### OBJECTIVES
1 - According to the Million Worker March text, about how many demonstrators attended the rally?
2 - In the Million Worker March text, reproduce the passage starting at "The Million Worker March was a" and ending at "in common cause.", switching "demonstrators" to "protesters".
3 - List every labor union or union federation named in the Million Worker March text.

### READING TEXT
The Million Worker March was a rally against perceived attacks upon working families in America and what organizers described as millions of jobs lost during the Bush administration with the complicity of the Congress of the United States.

The Million Worker March took place on October 17, 2004 in Washington, D.C. An estimated 10,000 demonstrators spent the day on the steps of the Lincoln Memorial listening to speeches and discussing various issues. Organizers presented an array of demands from better wages to an end to the war in Iraq.

Standing where his father gave his "I have a dream" speech, Martin Luther King III told the crowd that civil rights, workers and anti-war activists must come together in common cause.

Organization and support
The Million Worker March was primarily organized by the International Longshore and Warehouse Union. Although the ILWU was affiliated with the AFL–CIO and the Canadian Labour Congress, neither national trade union officially endorsed the rally.

Based on local union endorsements, organizers estimated that they were representing about 3.5 million workers.

### RAW RECORDS
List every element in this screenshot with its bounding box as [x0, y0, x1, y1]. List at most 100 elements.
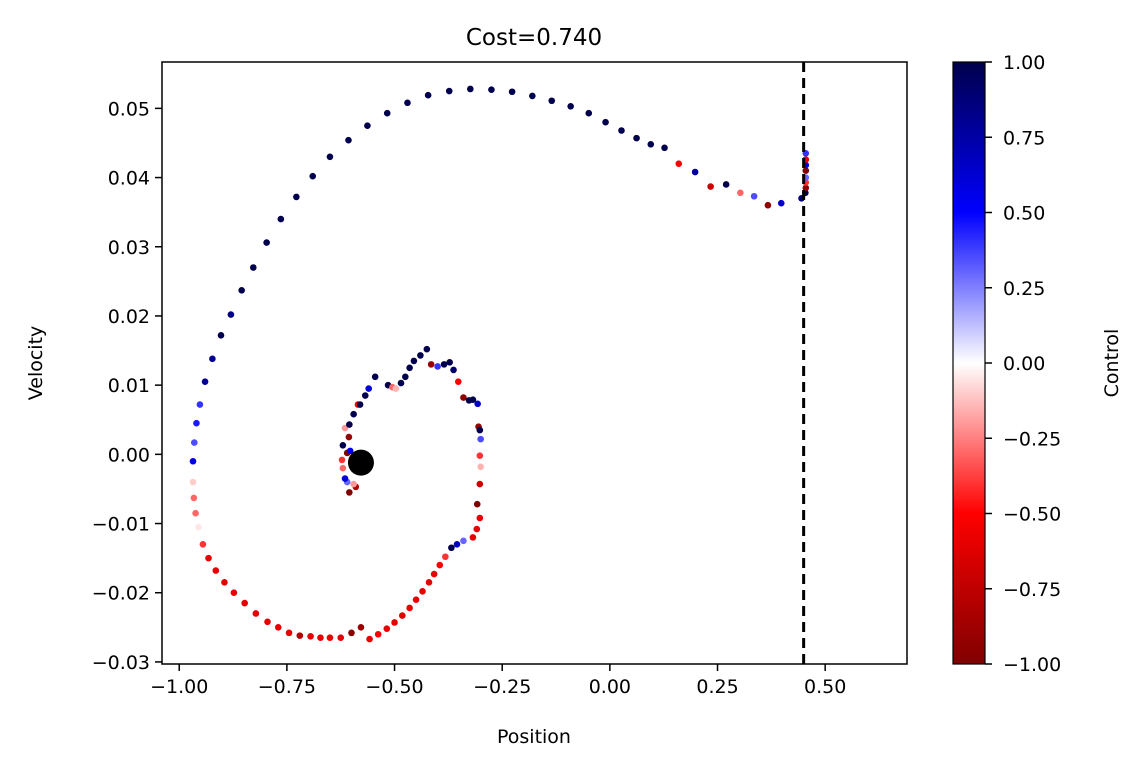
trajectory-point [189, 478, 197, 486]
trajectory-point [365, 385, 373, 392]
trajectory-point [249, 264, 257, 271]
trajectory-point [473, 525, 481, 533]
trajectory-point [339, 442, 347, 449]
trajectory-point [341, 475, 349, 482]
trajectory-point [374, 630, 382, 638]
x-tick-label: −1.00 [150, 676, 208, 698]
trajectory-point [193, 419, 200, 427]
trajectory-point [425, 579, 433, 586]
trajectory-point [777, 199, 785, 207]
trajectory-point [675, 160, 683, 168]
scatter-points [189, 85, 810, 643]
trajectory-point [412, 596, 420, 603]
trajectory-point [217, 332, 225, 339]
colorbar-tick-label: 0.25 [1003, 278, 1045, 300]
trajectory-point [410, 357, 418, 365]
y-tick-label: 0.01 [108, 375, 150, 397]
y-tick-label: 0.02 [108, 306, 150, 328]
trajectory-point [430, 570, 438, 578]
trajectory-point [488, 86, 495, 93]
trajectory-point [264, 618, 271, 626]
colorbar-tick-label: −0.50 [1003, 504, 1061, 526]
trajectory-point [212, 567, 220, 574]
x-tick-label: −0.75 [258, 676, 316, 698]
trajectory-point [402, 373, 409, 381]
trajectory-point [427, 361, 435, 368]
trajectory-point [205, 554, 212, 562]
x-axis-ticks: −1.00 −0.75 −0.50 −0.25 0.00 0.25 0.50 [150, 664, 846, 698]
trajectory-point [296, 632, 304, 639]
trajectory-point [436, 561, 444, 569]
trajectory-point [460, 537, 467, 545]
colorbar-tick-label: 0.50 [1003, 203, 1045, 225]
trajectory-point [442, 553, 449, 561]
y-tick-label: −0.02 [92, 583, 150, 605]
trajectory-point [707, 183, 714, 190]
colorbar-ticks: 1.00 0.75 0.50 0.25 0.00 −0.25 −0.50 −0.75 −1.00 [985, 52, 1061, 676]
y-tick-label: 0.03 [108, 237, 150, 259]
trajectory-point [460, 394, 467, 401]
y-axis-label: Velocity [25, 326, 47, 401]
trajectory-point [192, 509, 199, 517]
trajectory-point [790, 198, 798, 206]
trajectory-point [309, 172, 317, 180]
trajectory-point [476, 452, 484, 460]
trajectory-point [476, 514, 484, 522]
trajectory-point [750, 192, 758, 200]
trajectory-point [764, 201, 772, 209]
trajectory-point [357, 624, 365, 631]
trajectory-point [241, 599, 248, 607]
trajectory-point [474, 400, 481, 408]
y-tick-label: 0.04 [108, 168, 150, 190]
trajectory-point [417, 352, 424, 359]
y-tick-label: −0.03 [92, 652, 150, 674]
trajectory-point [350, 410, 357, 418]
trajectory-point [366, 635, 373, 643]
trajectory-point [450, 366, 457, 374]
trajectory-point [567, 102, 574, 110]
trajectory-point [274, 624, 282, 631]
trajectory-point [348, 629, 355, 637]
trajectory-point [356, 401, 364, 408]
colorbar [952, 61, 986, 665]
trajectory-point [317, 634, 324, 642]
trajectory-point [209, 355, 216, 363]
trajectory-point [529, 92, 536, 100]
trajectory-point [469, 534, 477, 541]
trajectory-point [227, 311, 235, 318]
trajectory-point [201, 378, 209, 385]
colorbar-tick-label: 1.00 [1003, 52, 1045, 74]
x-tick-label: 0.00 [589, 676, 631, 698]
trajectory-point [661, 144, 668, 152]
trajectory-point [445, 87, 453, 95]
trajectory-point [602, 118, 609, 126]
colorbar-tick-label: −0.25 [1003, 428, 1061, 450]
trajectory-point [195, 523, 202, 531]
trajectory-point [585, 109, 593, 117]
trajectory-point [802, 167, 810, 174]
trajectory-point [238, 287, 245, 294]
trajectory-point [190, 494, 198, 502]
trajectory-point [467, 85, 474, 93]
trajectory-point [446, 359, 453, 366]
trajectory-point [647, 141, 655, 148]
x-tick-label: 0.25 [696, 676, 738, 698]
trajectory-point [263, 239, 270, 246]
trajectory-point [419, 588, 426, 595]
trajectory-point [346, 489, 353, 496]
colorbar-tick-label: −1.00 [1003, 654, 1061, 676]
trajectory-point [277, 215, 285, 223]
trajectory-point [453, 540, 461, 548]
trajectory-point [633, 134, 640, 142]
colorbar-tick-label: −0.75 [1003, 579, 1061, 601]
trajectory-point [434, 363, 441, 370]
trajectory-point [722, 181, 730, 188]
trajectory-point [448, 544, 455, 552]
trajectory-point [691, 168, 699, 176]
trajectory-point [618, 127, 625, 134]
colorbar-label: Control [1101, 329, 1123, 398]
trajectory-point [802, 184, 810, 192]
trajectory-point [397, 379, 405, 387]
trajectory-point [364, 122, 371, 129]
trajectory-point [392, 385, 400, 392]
* * *
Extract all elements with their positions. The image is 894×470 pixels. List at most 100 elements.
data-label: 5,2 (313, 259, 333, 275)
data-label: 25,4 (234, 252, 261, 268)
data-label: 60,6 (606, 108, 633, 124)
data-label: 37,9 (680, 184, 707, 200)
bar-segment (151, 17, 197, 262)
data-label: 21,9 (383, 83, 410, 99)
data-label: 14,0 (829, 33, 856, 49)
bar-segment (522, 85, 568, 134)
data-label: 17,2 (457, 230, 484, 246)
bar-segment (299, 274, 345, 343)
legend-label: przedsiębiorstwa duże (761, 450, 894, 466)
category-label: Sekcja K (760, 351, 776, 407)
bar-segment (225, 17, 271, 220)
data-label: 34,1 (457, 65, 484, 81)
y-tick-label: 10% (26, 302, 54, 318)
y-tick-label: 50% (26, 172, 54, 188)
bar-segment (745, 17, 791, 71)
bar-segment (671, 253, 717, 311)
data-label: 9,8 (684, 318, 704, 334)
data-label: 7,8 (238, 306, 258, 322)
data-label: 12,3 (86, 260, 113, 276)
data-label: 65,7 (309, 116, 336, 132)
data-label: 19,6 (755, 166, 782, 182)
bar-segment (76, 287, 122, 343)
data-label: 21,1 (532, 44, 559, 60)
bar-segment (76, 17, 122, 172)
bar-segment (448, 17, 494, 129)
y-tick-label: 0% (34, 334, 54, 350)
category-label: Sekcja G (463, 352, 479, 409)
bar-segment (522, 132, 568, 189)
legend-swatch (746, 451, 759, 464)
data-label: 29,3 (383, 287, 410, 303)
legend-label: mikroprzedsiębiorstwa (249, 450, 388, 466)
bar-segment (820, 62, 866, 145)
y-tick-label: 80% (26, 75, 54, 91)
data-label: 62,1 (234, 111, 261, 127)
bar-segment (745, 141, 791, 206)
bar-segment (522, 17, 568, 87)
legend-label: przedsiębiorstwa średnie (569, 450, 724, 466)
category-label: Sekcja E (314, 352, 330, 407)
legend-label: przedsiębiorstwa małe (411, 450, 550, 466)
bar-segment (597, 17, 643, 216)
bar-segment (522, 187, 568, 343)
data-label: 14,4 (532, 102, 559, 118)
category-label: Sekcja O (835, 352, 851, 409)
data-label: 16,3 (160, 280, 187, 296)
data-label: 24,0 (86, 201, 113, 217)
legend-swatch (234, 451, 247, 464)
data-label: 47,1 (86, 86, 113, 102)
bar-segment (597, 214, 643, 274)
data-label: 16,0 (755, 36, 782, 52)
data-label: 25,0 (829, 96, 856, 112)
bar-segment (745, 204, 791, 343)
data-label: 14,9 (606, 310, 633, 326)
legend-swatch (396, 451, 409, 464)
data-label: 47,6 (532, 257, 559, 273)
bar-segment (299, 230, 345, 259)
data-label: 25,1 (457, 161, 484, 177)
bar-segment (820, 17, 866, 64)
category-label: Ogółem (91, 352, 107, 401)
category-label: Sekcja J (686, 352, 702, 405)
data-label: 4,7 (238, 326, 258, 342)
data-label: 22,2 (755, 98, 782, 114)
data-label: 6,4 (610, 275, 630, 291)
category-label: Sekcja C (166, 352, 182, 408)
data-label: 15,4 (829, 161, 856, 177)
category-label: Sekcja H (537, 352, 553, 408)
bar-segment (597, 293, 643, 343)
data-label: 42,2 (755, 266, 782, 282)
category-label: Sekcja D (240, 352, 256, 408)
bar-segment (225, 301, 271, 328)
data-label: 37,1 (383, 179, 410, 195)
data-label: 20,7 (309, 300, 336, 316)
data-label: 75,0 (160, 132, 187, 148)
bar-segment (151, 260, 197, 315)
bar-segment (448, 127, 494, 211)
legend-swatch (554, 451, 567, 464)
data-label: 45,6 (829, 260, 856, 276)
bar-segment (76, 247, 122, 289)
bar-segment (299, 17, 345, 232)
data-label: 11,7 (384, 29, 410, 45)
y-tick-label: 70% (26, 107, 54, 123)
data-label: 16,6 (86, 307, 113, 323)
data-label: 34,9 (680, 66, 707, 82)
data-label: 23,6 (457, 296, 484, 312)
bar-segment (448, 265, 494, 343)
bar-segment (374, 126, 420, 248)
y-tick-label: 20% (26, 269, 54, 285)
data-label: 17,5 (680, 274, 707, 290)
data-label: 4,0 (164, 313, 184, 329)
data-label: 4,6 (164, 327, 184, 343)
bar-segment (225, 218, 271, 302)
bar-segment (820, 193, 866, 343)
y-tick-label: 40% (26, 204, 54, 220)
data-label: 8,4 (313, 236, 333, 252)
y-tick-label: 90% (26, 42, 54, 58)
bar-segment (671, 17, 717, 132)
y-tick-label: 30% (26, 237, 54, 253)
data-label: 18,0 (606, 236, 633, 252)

### EXPECTED ANSWERS
1 - An estimated 10,000 demonstrators.

2 -
The Million Worker March was a rally against perceived attacks upon working families in America and what organizers described as millions of jobs lost during the Bush administration with the complicity of the Congress of the United States.

The Million Worker March took place on October 17, 2004 in Washington, D.C. An estimated 10,000 protesters spent the day on the steps of the Lincoln Memorial listening to speeches and discussing various issues. Organizers presented an array of demands from better wages to an end to the war in Iraq.

Standing where his father gave his "I have a dream" speech, Martin Luther King III told the crowd that civil rights, workers and anti-war activists must come together in common cause.

3 - International Longshore and Warehouse Union (ILWU), AFL–CIO, Canadian Labour Congress